- Written task -
Below is some material; set it all down exactly, apart from the pictures.

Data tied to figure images
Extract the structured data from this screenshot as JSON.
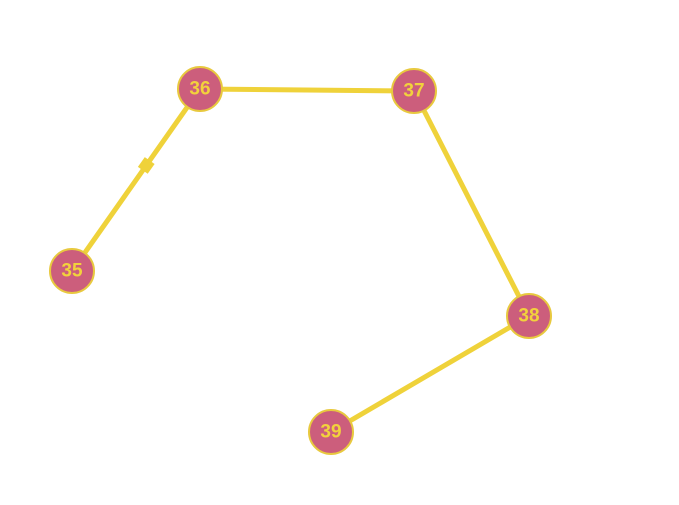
{
  "colors": {
    "node_fill": "#cc5e7c",
    "node_stroke": "#e8c93f",
    "label": "#f2d23c",
    "edge": "#efd23a",
    "background": "#ffffff"
  },
  "nodes": [
    {
      "id": "n35",
      "label": "35"
    },
    {
      "id": "n36",
      "label": "36"
    },
    {
      "id": "n37",
      "label": "37"
    },
    {
      "id": "n38",
      "label": "38"
    },
    {
      "id": "n39",
      "label": "39"
    }
  ],
  "edges": [
    {
      "from": "n35",
      "to": "n36",
      "marker": true
    },
    {
      "from": "n36",
      "to": "n37"
    },
    {
      "from": "n37",
      "to": "n38"
    },
    {
      "from": "n38",
      "to": "n39"
    }
  ]
}
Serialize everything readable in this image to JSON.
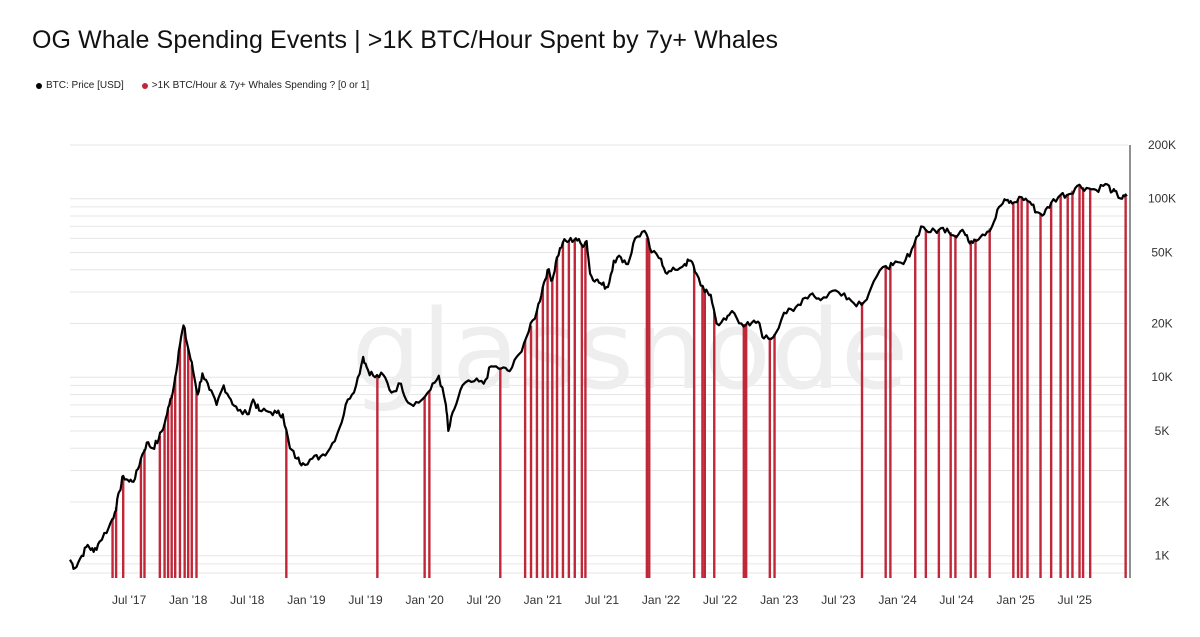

- Solution -
Extract the structured data from this screenshot as JSON.
{
  "colors": {
    "node_fill": "#cc5e7c",
    "node_stroke": "#e8c93f",
    "label": "#f2d23c",
    "edge": "#efd23a",
    "background": "#ffffff"
  },
  "nodes": [
    {
      "id": "n35",
      "label": "35"
    },
    {
      "id": "n36",
      "label": "36"
    },
    {
      "id": "n37",
      "label": "37"
    },
    {
      "id": "n38",
      "label": "38"
    },
    {
      "id": "n39",
      "label": "39"
    }
  ],
  "edges": [
    {
      "from": "n35",
      "to": "n36",
      "marker": true
    },
    {
      "from": "n36",
      "to": "n37"
    },
    {
      "from": "n37",
      "to": "n38"
    },
    {
      "from": "n38",
      "to": "n39"
    }
  ]
}
Serialize everything readable in this image to JSON.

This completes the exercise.